## Directions
Transcribe the lines below verbatim, skipping the images.

(Dataset items)
↓↓↓

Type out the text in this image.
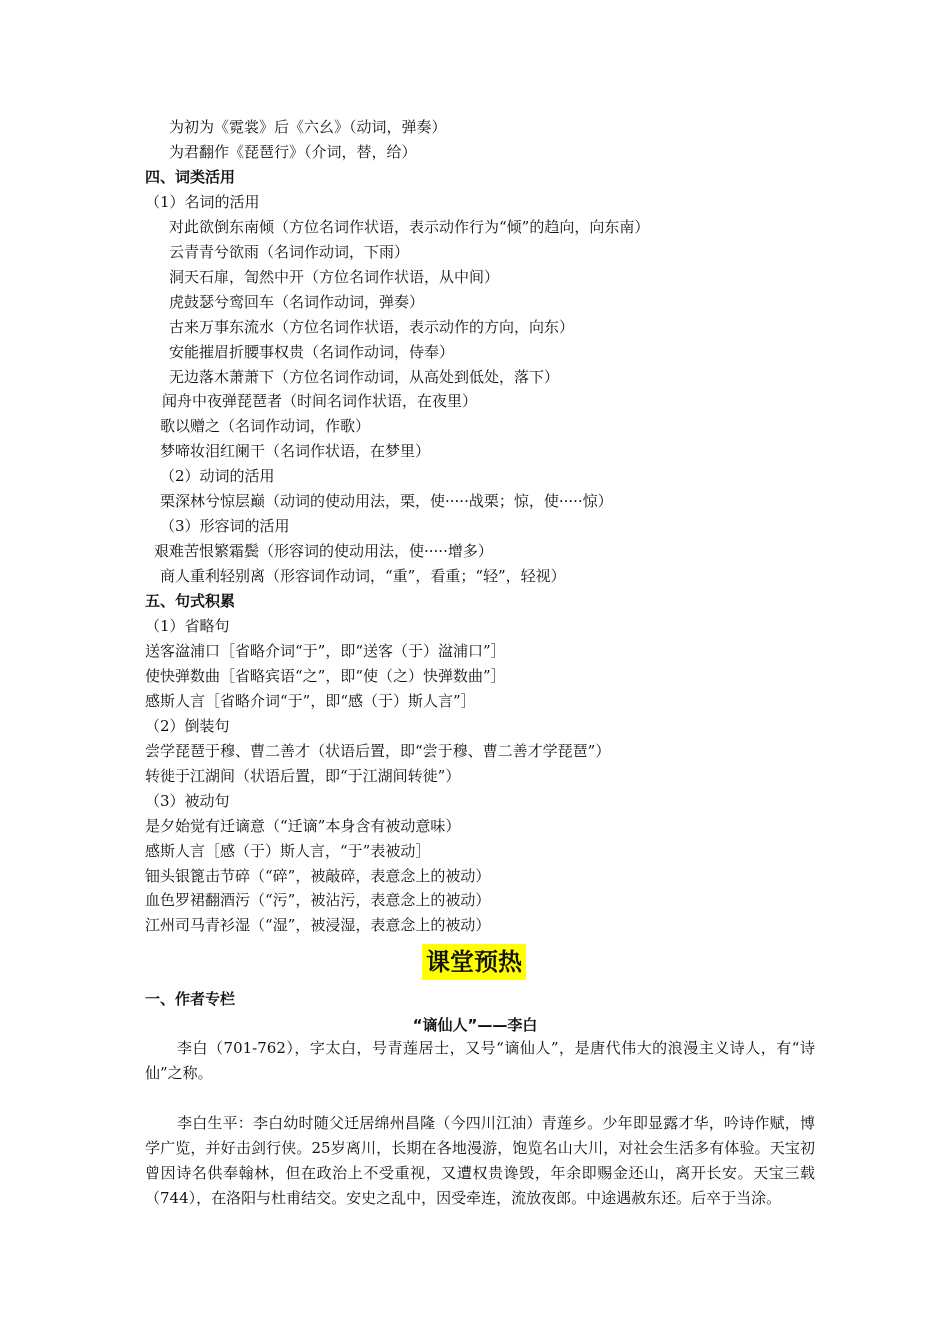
为初为《霓裳》后《六幺》（动词，弹奏）
为君翻作《琵琶行》（介词，替，给）
四、词类活用
（1）名词的活用
对此欲倒东南倾（方位名词作状语，表示动作行为“倾”的趋向，向东南）
云青青兮欲雨（名词作动词，下雨）
洞天石扉，訇然中开（方位名词作状语，从中间）
虎鼓瑟兮鸾回车（名词作动词，弹奏）
古来万事东流水（方位名词作状语，表示动作的方向，向东）
安能摧眉折腰事权贵（名词作动词，侍奉）
无边落木萧萧下（方位名词作动词，从高处到低处，落下）
闻舟中夜弹琵琶者（时间名词作状语，在夜里）
歌以赠之（名词作动词，作歌）
梦啼妆泪红阑干（名词作状语，在梦里）
（2）动词的活用
栗深林兮惊层巅（动词的使动用法，栗，使·····战栗；惊，使·····惊）
（3）形容词的活用
艰难苦恨繁霜鬓（形容词的使动用法，使·····增多）
商人重利轻别离（形容词作动词，“重”，看重；“轻”，轻视）
五、句式积累
（1）省略句
送客湓浦口［省略介词“于”，即“送客（于）湓浦口”］
使快弹数曲［省略宾语“之”，即“使（之）快弹数曲”］
感斯人言［省略介词“于”，即“感（于）斯人言”］
（2）倒装句
尝学琵琶于穆、曹二善才（状语后置，即“尝于穆、曹二善才学琵琶”）
转徙于江湖间（状语后置，即“于江湖间转徙”）
（3）被动句
是夕始觉有迁谪意（“迁谪”本身含有被动意味）
感斯人言［感（于）斯人言，“于”表被动］
钿头银篦击节碎（“碎”，被敲碎，表意念上的被动）
血色罗裙翻酒污（“污”，被沾污，表意念上的被动）
江州司马青衫湿（“湿”，被浸湿，表意念上的被动）
课堂预热
一、作者专栏
“谪仙人”——李白

李白（701-762），字太白，号青莲居士，又号“谪仙人”，是唐代伟大的浪漫主义诗人，有“诗仙”之称。

李白生平：李白幼时随父迁居绵州昌隆（今四川江油）青莲乡。少年即显露才华，吟诗作赋，博学广览，并好击剑行侠。25岁离川，长期在各地漫游，饱览名山大川，对社会生活多有体验。天宝初曾因诗名供奉翰林，但在政治上不受重视，又遭权贵谗毁，年余即赐金还山，离开长安。天宝三载（744），在洛阳与杜甫结交。安史之乱中，因受牵连，流放夜郎。中途遇赦东还。后卒于当涂。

↑↑↑

## Full solution
Type out the text in this image.
为初为《霓裳》后《六幺》（动词，弹奏）
为君翻作《琵琶行》（介词，替，给）
四、词类活用
（1）名词的活用
对此欲倒东南倾（方位名词作状语，表示动作行为“倾”的趋向，向东南）
云青青兮欲雨（名词作动词，下雨）
洞天石扉，訇然中开（方位名词作状语，从中间）
虎鼓瑟兮鸾回车（名词作动词，弹奏）
古来万事东流水（方位名词作状语，表示动作的方向，向东）
安能摧眉折腰事权贵（名词作动词，侍奉）
无边落木萧萧下（方位名词作动词，从高处到低处，落下）
闻舟中夜弹琵琶者（时间名词作状语，在夜里）
歌以赠之（名词作动词，作歌）
梦啼妆泪红阑干（名词作状语，在梦里）
（2）动词的活用
栗深林兮惊层巅（动词的使动用法，栗，使·····战栗；惊，使·····惊）
（3）形容词的活用
艰难苦恨繁霜鬓（形容词的使动用法，使·····增多）
商人重利轻别离（形容词作动词，“重”，看重；“轻”，轻视）
五、句式积累
（1）省略句
送客湓浦口［省略介词“于”，即“送客（于）湓浦口”］
使快弹数曲［省略宾语“之”，即“使（之）快弹数曲”］
感斯人言［省略介词“于”，即“感（于）斯人言”］
（2）倒装句
尝学琵琶于穆、曹二善才（状语后置，即“尝于穆、曹二善才学琵琶”）
转徙于江湖间（状语后置，即“于江湖间转徙”）
（3）被动句
是夕始觉有迁谪意（“迁谪”本身含有被动意味）
感斯人言［感（于）斯人言，“于”表被动］
钿头银篦击节碎（“碎”，被敲碎，表意念上的被动）
血色罗裙翻酒污（“污”，被沾污，表意念上的被动）
江州司马青衫湿（“湿”，被浸湿，表意念上的被动）
课堂预热
一、作者专栏
“谪仙人”——李白

李白（701-762），字太白，号青莲居士，又号“谪仙人”，是唐代伟大的浪漫主义诗人，有“诗仙”之称。

李白生平：李白幼时随父迁居绵州昌隆（今四川江油）青莲乡。少年即显露才华，吟诗作赋，博学广览，并好击剑行侠。25岁离川，长期在各地漫游，饱览名山大川，对社会生活多有体验。天宝初曾因诗名供奉翰林，但在政治上不受重视，又遭权贵谗毁，年余即赐金还山，离开长安。天宝三载（744），在洛阳与杜甫结交。安史之乱中，因受牵连，流放夜郎。中途遇赦东还。后卒于当涂。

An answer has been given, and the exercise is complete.